INFORMATION GIVEN
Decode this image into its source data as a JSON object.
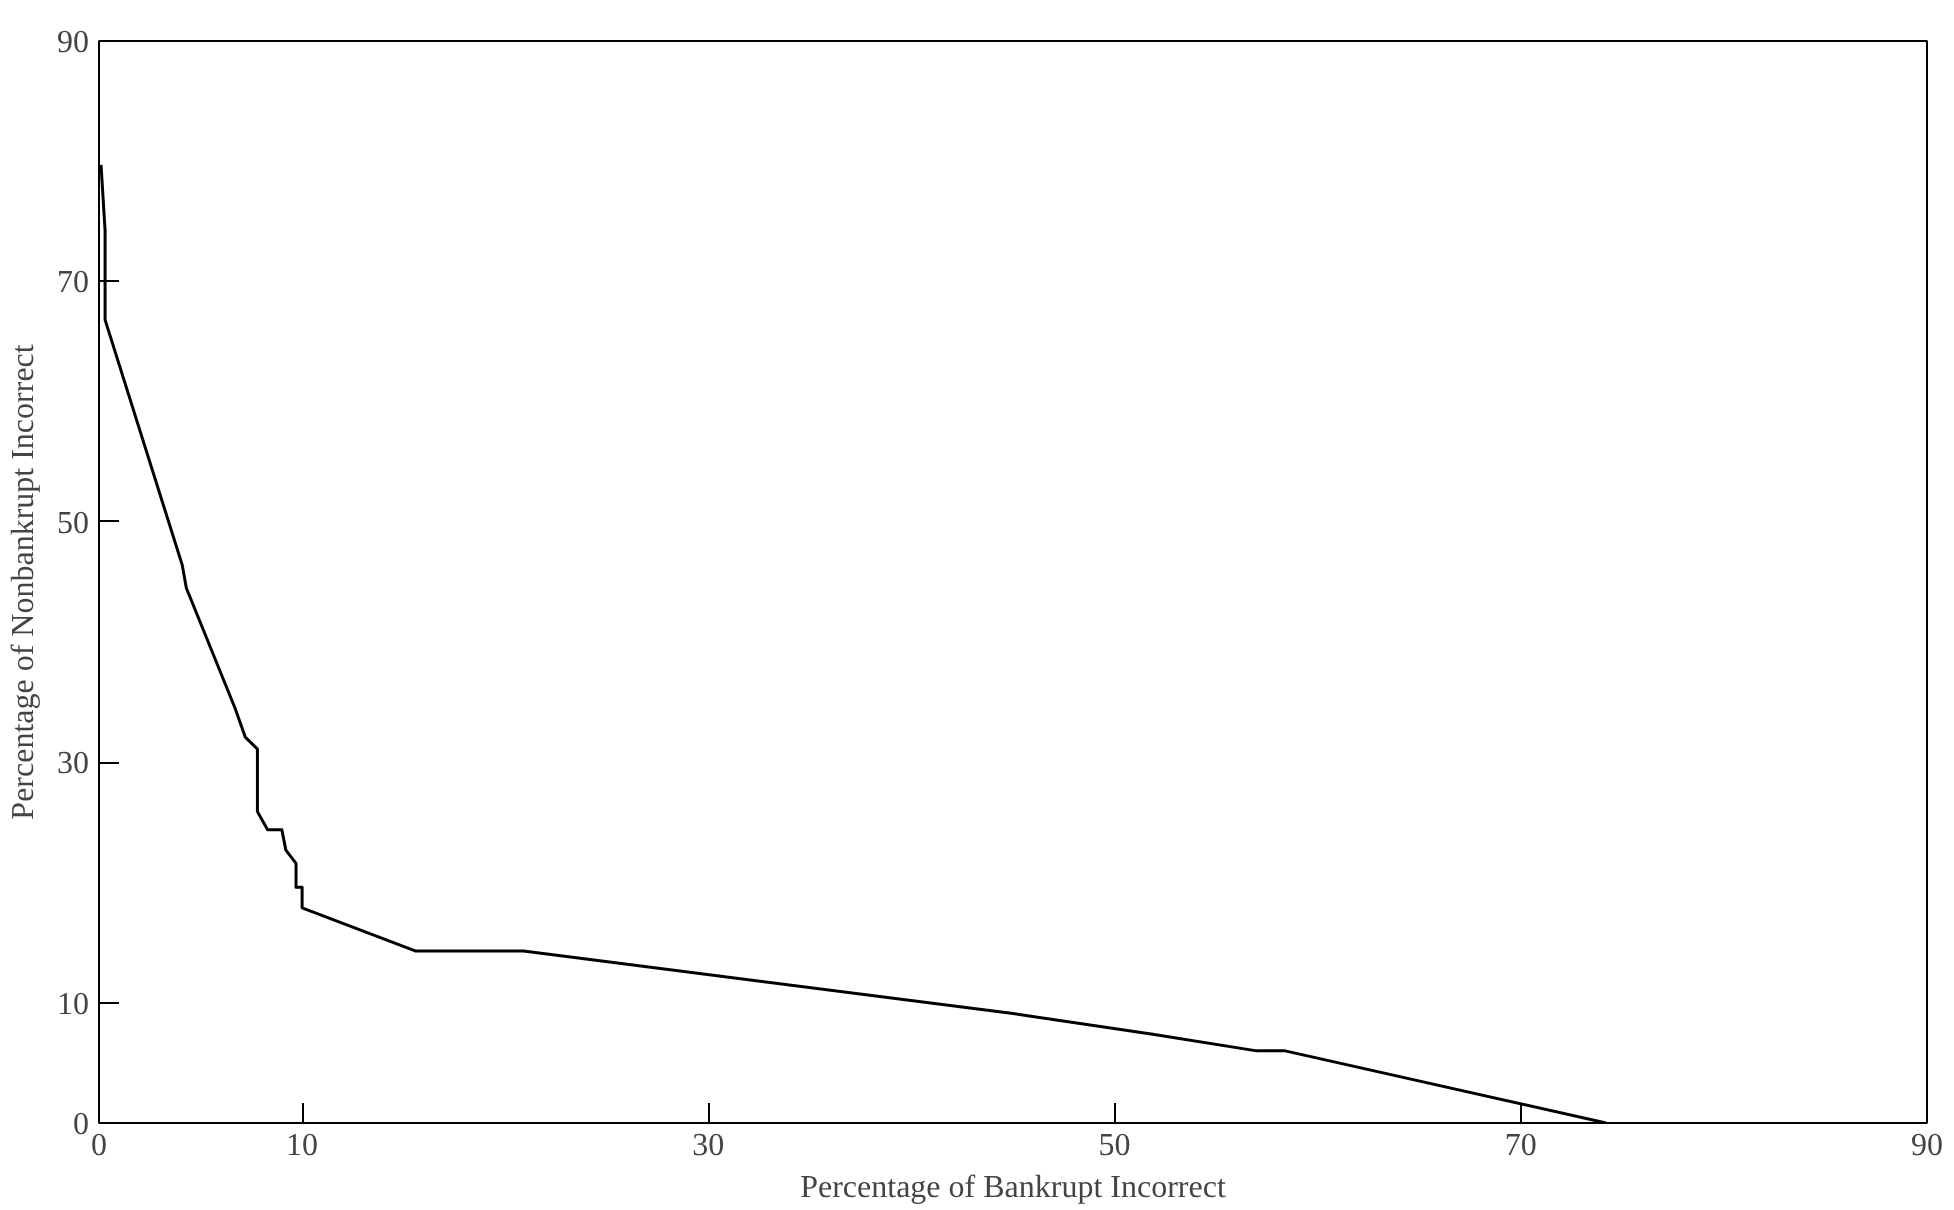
{
  "chart_data": {
    "type": "line",
    "xlabel": "Percentage of Bankrupt Incorrect",
    "ylabel": "Percentage of Nonbankrupt Incorrect",
    "xlim": [
      0,
      90
    ],
    "xticks": [
      0,
      10,
      30,
      50,
      70,
      90
    ],
    "ylim": [
      0,
      90
    ],
    "yticks": [
      0,
      10,
      30,
      50,
      70,
      90
    ],
    "x": [
      0.1,
      0.3,
      0.3,
      4.1,
      4.3,
      6.7,
      7.2,
      7.8,
      7.8,
      8.3,
      9.0,
      9.2,
      9.7,
      9.7,
      10.0,
      10.0,
      15.6,
      20.9,
      45.0,
      51.8,
      57.0,
      58.4,
      74.2
    ],
    "series": [
      {
        "color": "#000000",
        "values": [
          79.7,
          74.2,
          66.8,
          46.4,
          44.5,
          34.5,
          32.1,
          31.1,
          25.9,
          24.4,
          24.4,
          22.7,
          21.6,
          19.6,
          19.6,
          17.9,
          14.3,
          14.3,
          9.1,
          7.4,
          6.0,
          6.0,
          0
        ]
      }
    ],
    "grid": false,
    "marker": "none",
    "line_style": "solid"
  }
}
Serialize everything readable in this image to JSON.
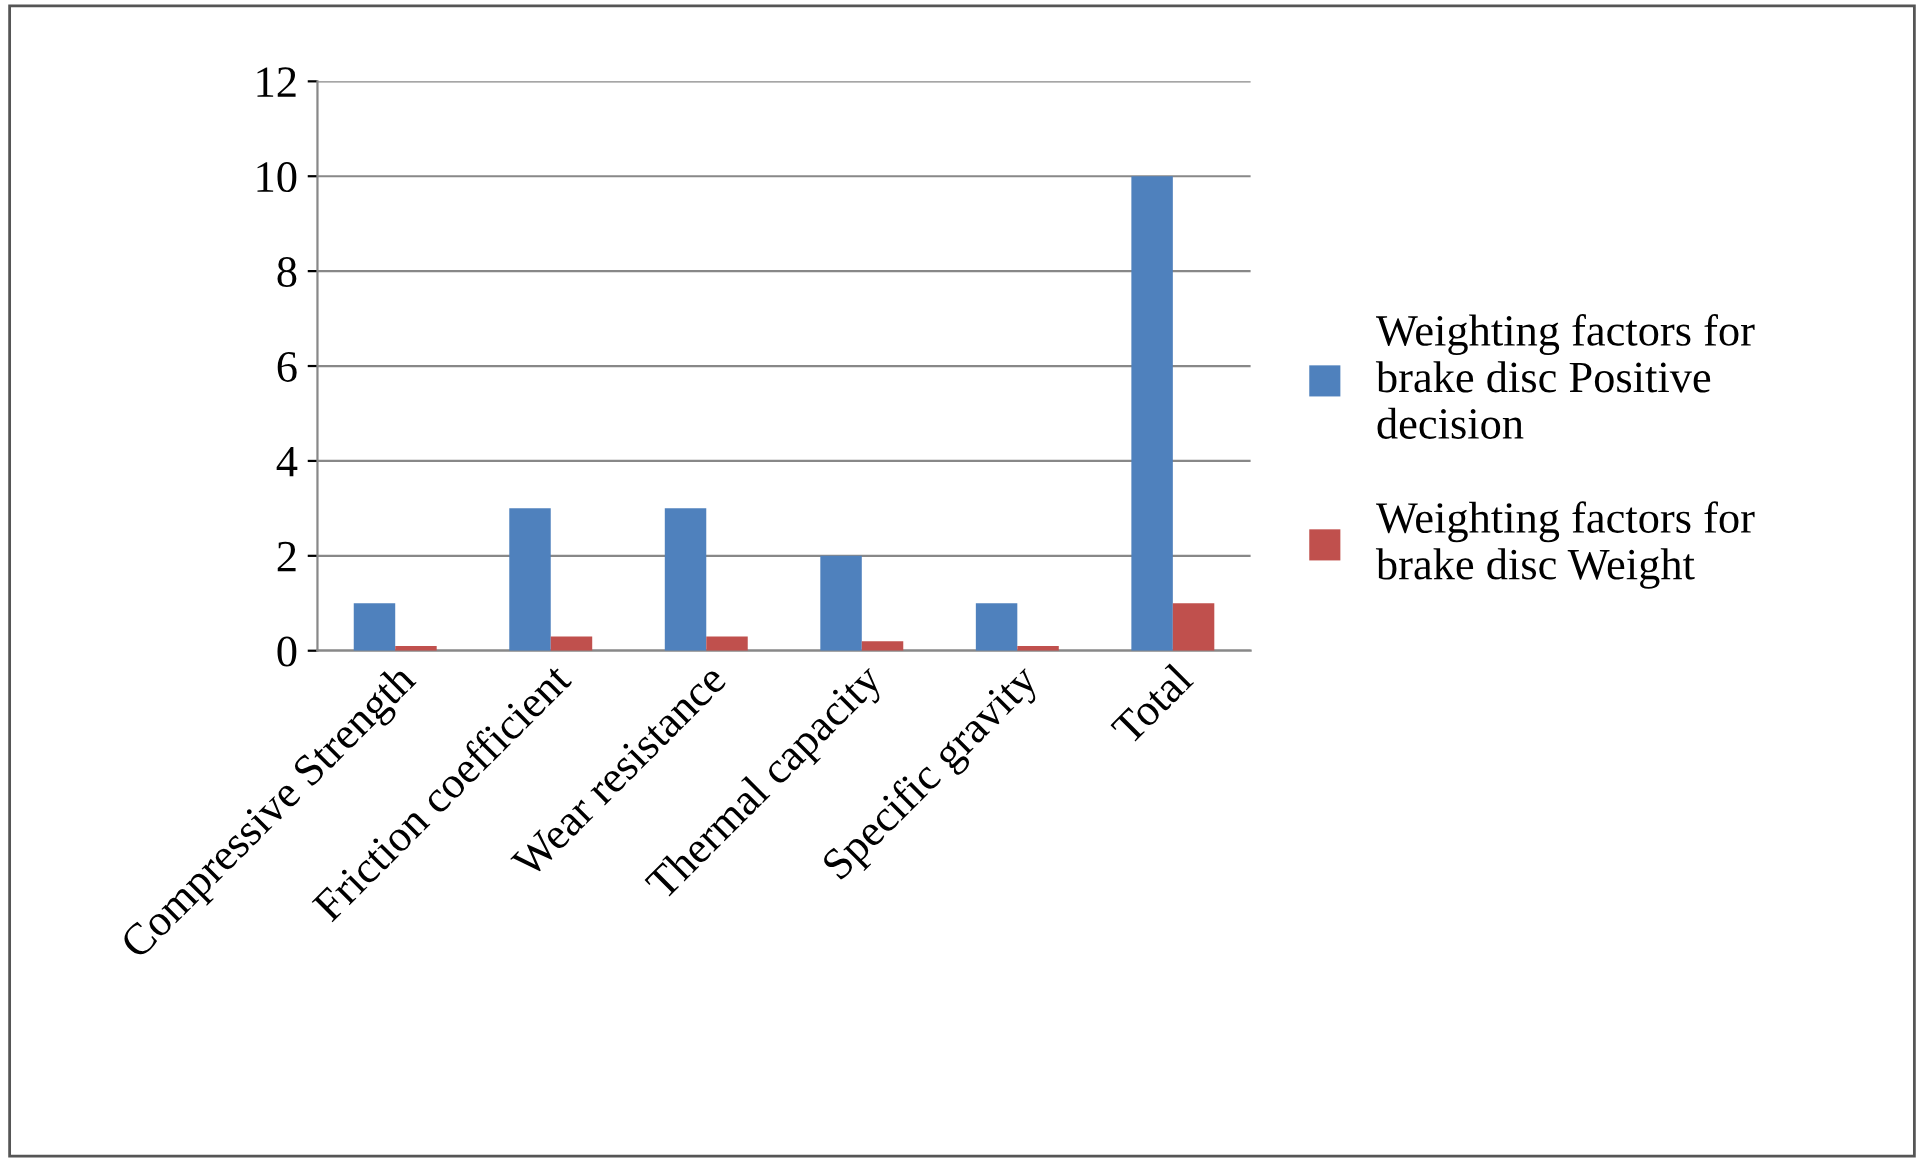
{
  "chart_data": {
    "type": "bar",
    "categories": [
      "Compressive Strength",
      "Friction coefficient",
      "Wear resistance",
      "Thermal capacity",
      "Specific gravity",
      "Total"
    ],
    "series": [
      {
        "name": "Weighting factors for brake disc Positive decision",
        "color": "#4f81bd",
        "values": [
          1,
          3,
          3,
          2,
          1,
          10
        ]
      },
      {
        "name": "Weighting factors for brake disc Weight",
        "color": "#c0504d",
        "values": [
          0.1,
          0.3,
          0.3,
          0.2,
          0.1,
          1
        ]
      }
    ],
    "ylim": [
      0,
      12
    ],
    "yticks": [
      0,
      2,
      4,
      6,
      8,
      10,
      12
    ],
    "grid": "y",
    "legend": "right"
  }
}
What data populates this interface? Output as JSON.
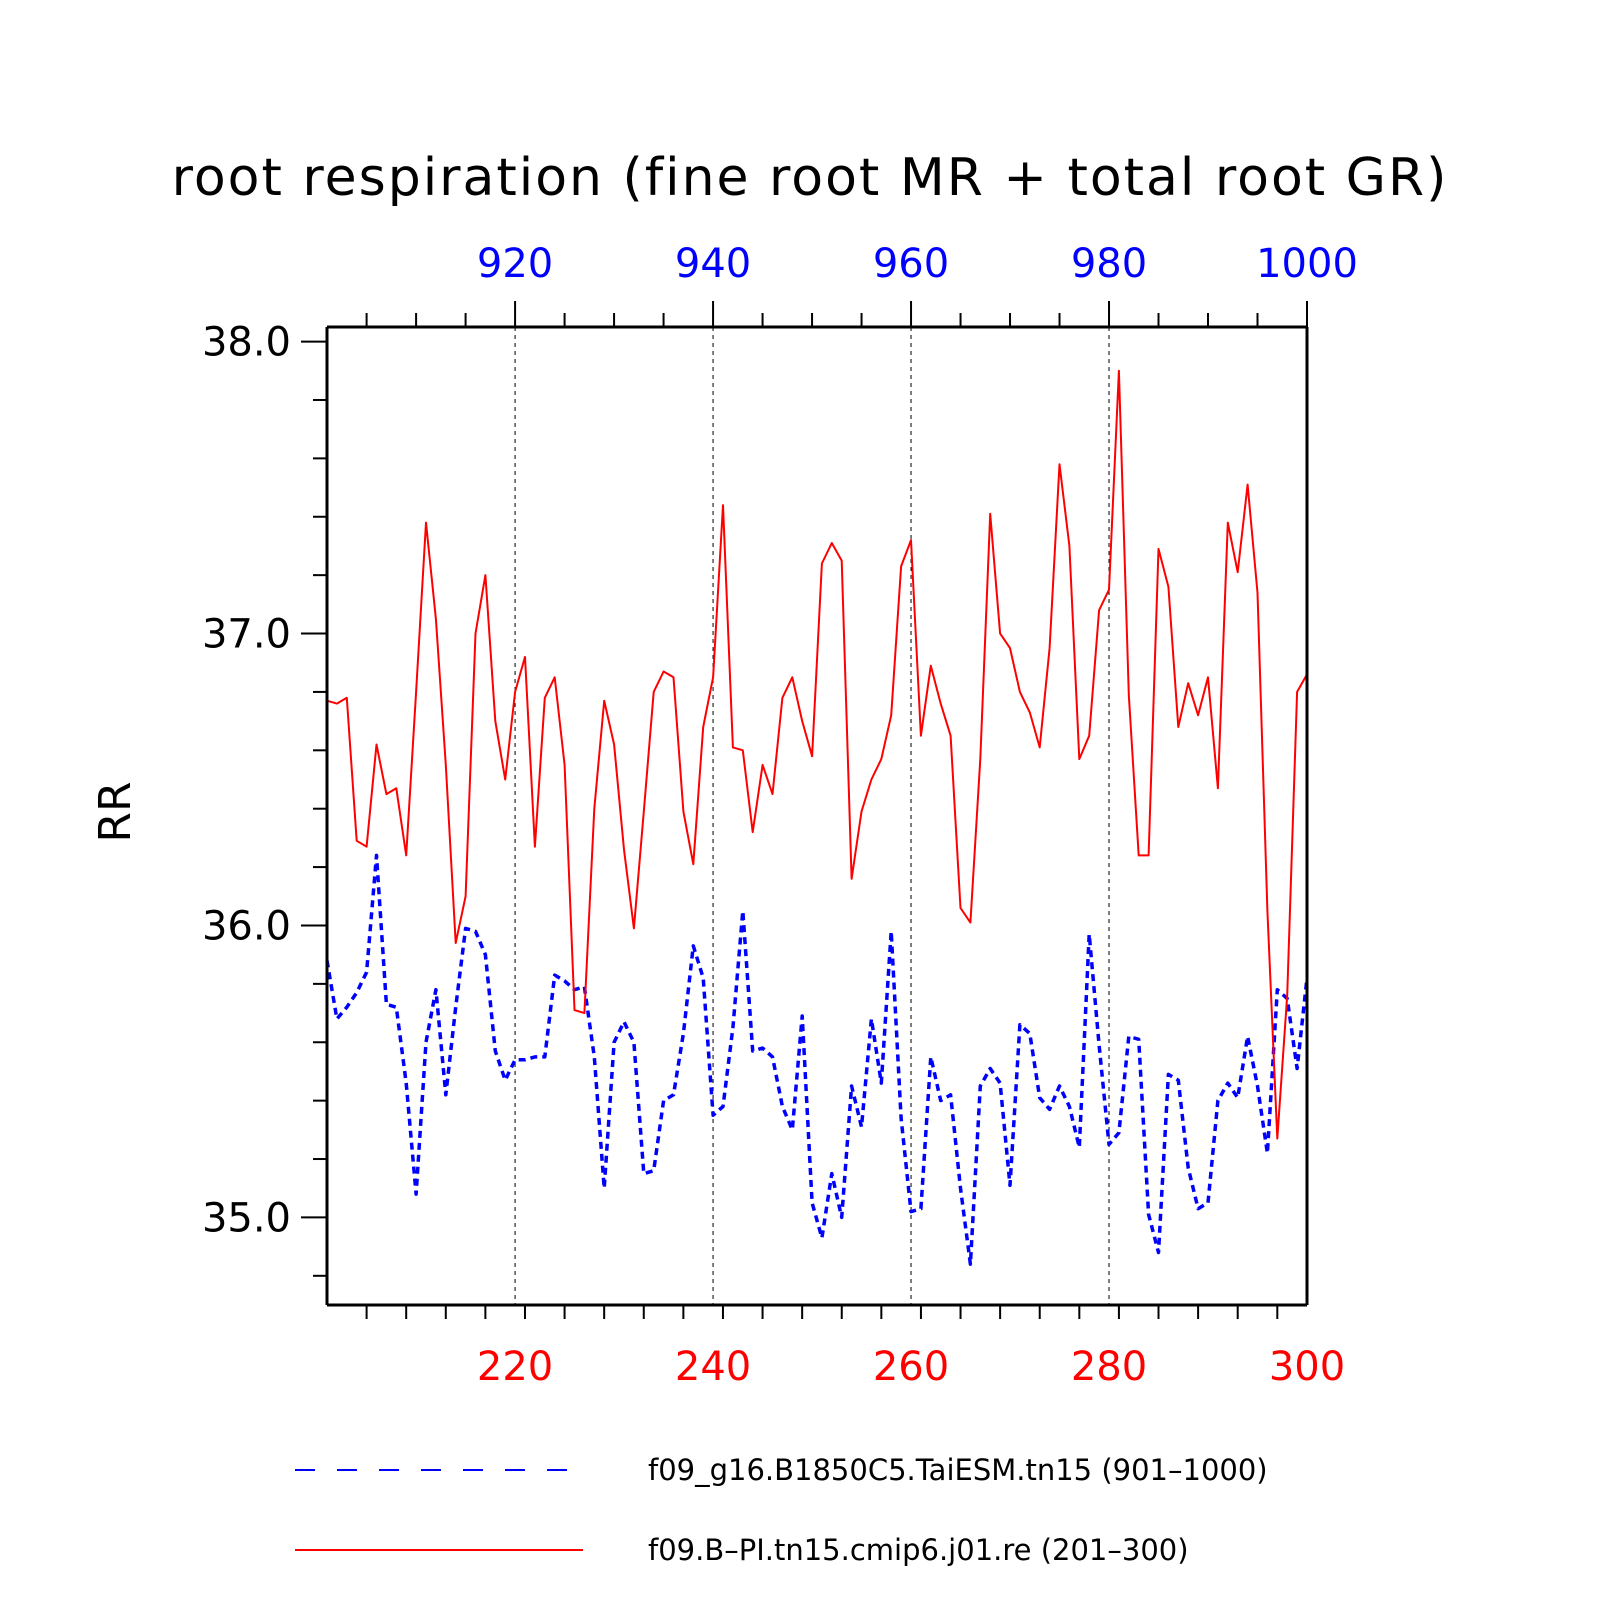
{
  "chart_data": {
    "type": "line",
    "title": "root respiration (fine root MR + total root GR)",
    "ylabel": "RR",
    "ylim": [
      34.7,
      38.05
    ],
    "yticks": [
      35.0,
      36.0,
      37.0,
      38.0
    ],
    "ytick_labels": [
      "35.0",
      "36.0",
      "37.0",
      "38.0"
    ],
    "ymin_step": 0.2,
    "grid": "vertical dashed lines at major x ticks",
    "bottom_axis": {
      "color": "#ff0000",
      "range": [
        201,
        300
      ],
      "ticks": [
        220,
        240,
        260,
        280,
        300
      ],
      "tick_labels": [
        "220",
        "240",
        "260",
        "280",
        "300"
      ],
      "minor_step": 4
    },
    "top_axis": {
      "color": "#0000ff",
      "range": [
        901,
        1000
      ],
      "ticks": [
        920,
        940,
        960,
        980,
        1000
      ],
      "tick_labels": [
        "920",
        "940",
        "960",
        "980",
        "1000"
      ],
      "minor_step": 5
    },
    "legend_position": "bottom",
    "series": [
      {
        "name": "f09_g16.B1850C5.TaiESM.tn15 (901–1000)",
        "axis": "top",
        "color": "#0000ff",
        "style": "dashed",
        "x_start": 901,
        "values": [
          35.88,
          35.68,
          35.72,
          35.77,
          35.84,
          36.24,
          35.73,
          35.72,
          35.46,
          35.08,
          35.6,
          35.78,
          35.42,
          35.72,
          35.99,
          35.98,
          35.9,
          35.57,
          35.47,
          35.54,
          35.54,
          35.55,
          35.55,
          35.83,
          35.81,
          35.78,
          35.79,
          35.55,
          35.1,
          35.6,
          35.67,
          35.6,
          35.15,
          35.16,
          35.4,
          35.42,
          35.63,
          35.93,
          35.82,
          35.35,
          35.38,
          35.65,
          36.05,
          35.57,
          35.58,
          35.55,
          35.38,
          35.3,
          35.69,
          35.05,
          34.93,
          35.15,
          35.0,
          35.45,
          35.31,
          35.68,
          35.46,
          35.98,
          35.34,
          35.02,
          35.03,
          35.55,
          35.4,
          35.42,
          35.1,
          34.84,
          35.45,
          35.51,
          35.46,
          35.11,
          35.66,
          35.63,
          35.41,
          35.37,
          35.45,
          35.38,
          35.24,
          35.97,
          35.59,
          35.25,
          35.29,
          35.62,
          35.61,
          35.01,
          34.88,
          35.49,
          35.47,
          35.17,
          35.03,
          35.05,
          35.4,
          35.46,
          35.41,
          35.62,
          35.45,
          35.22,
          35.78,
          35.75,
          35.51,
          35.82
        ]
      },
      {
        "name": "f09.B–PI.tn15.cmip6.j01.re (201–300)",
        "axis": "bottom",
        "color": "#ff0000",
        "style": "solid",
        "x_start": 201,
        "values": [
          36.77,
          36.76,
          36.78,
          36.29,
          36.27,
          36.62,
          36.45,
          36.47,
          36.24,
          36.8,
          37.38,
          37.05,
          36.55,
          35.94,
          36.1,
          37.0,
          37.2,
          36.7,
          36.5,
          36.8,
          36.92,
          36.27,
          36.78,
          36.85,
          36.55,
          35.71,
          35.7,
          36.4,
          36.77,
          36.62,
          36.26,
          35.99,
          36.39,
          36.8,
          36.87,
          36.85,
          36.39,
          36.21,
          36.68,
          36.85,
          37.44,
          36.61,
          36.6,
          36.32,
          36.55,
          36.45,
          36.78,
          36.85,
          36.7,
          36.58,
          37.24,
          37.31,
          37.25,
          36.16,
          36.39,
          36.5,
          36.57,
          36.72,
          37.23,
          37.32,
          36.65,
          36.89,
          36.76,
          36.65,
          36.06,
          36.01,
          36.57,
          37.41,
          37.0,
          36.95,
          36.8,
          36.73,
          36.61,
          36.95,
          37.58,
          37.3,
          36.57,
          36.65,
          37.08,
          37.15,
          37.9,
          36.79,
          36.24,
          36.24,
          37.29,
          37.16,
          36.68,
          36.83,
          36.72,
          36.85,
          36.47,
          37.38,
          37.21,
          37.51,
          37.14,
          36.05,
          35.27,
          35.76,
          36.8,
          36.86
        ]
      }
    ]
  }
}
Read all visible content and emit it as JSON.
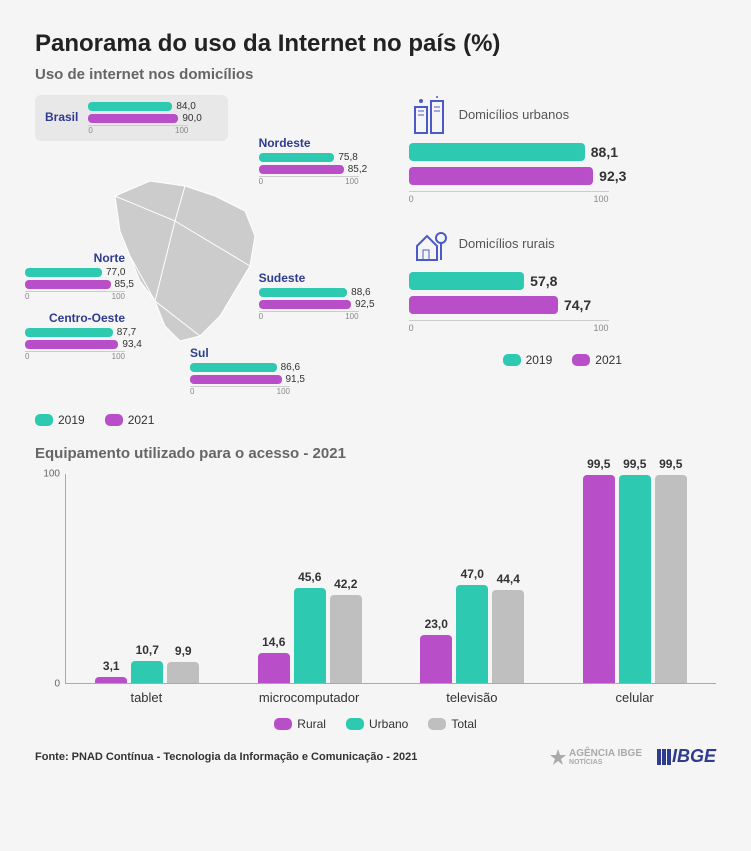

EXERCISE BRIEF
Each line holding "name" must be found and copied.

FULL ANSWER
        "name": "Weighting factors for brake disc Positive decision",
        "name": "Weighting factors for brake disc Weight",
        "name": "f09_g16.B1850C5.TaiESM.tn15 (901–1000)",
        "name": "f09.B–PI.tn15.cmip6.j01.re (201–300)",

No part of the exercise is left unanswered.